Skip to content

Latest commit

 

History

History
175 lines (138 loc) · 5.35 KB

File metadata and controls

175 lines (138 loc) · 5.35 KB

Model Export Scripts

This folder contains scripts for exporting models to TensorRT format for NVIDIA Triton Inference Server deployment.

Overview

The export process transforms PyTorch models into optimized TensorRT engines for high-performance GPU inference.

Export Scripts

Script Purpose Output
export_models.py YOLO11 object detection with end2end NMS TensorRT engine
export_scrfd.py SCRFD-10G face detection + landmarks TensorRT engine
export_face_recognition.py ArcFace face embeddings TensorRT engine
export_mobileclip_image_encoder.py MobileCLIP image encoder TensorRT engine
export_mobileclip_text_encoder.py MobileCLIP text encoder TensorRT engine
export_paddleocr_det.py PP-OCRv5 text detection TensorRT engine
export_paddleocr_rec.py PP-OCRv5 text recognition TensorRT engine
download_face_models.py Download pre-trained face models PyTorch weights
download_paddleocr.py Download PP-OCRv5 models ONNX models
download_pytorch_models.py Download YOLO11 PyTorch models PyTorch weights

Model Directory Structure

pytorch_models/
├── yolo11s.pt                          # YOLO11 PyTorch model
├── arcface_w600k_r50.onnx              # ArcFace ONNX model
├── mobileclip2_s2/                     # MobileCLIP checkpoint
├── mobileclip2_s2_image_encoder.onnx   # MobileCLIP image encoder ONNX
└── mobileclip2_s2_text_encoder.onnx    # MobileCLIP text encoder ONNX

models/
├── yolov11_small_trt/                  # YOLO11 TensorRT (standard)

Data lines:
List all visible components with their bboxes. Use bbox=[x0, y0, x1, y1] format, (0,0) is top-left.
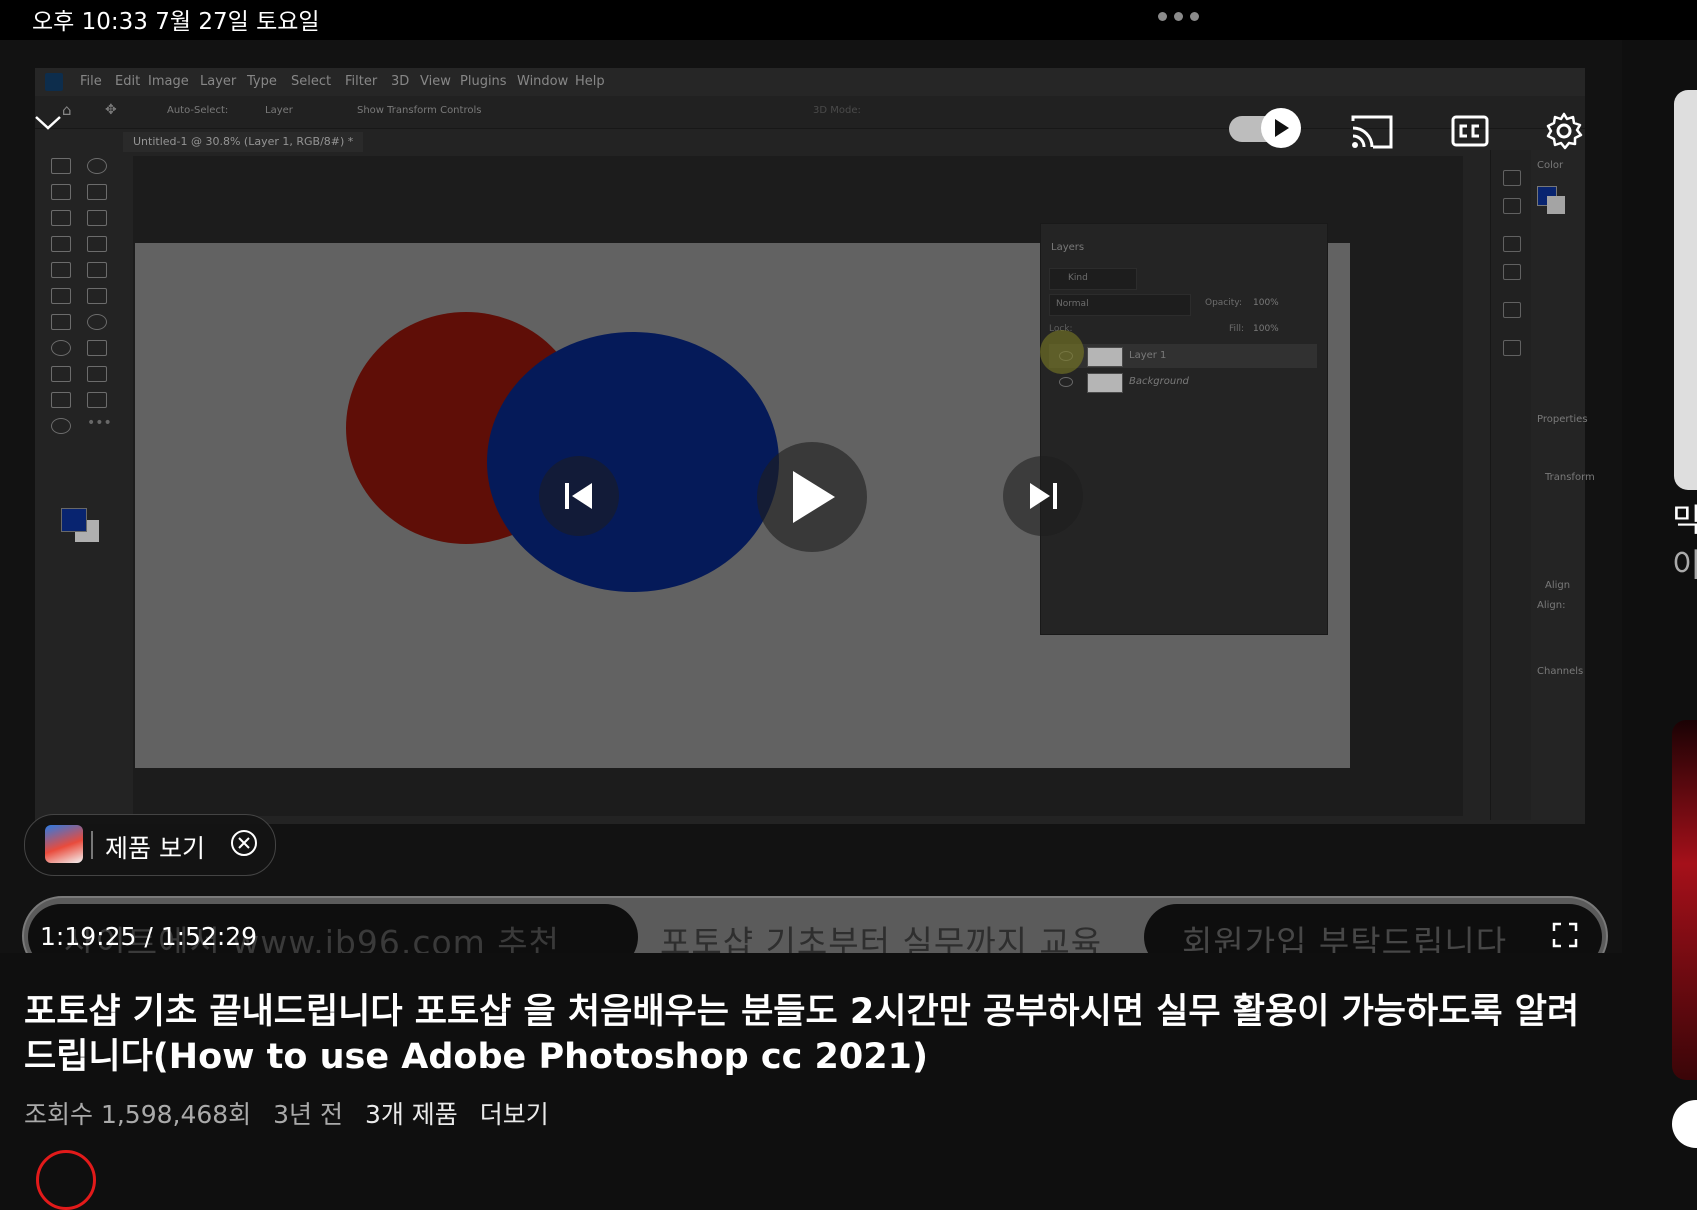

Prompt A: Using the model export scripts page, explain in one to three sentences why the PyTorch models get converted into TensorRT engines.
Prompt B: According to the model export scripts page, which script downloads the PP-OCRv5 models?

Task output A: The conversion turns PyTorch models into optimized TensorRT engines so they can run high-performance inference on a GPU. The resulting engines are meant for deployment on NVIDIA Triton Inference Server.

Task output B: download_paddleocr.py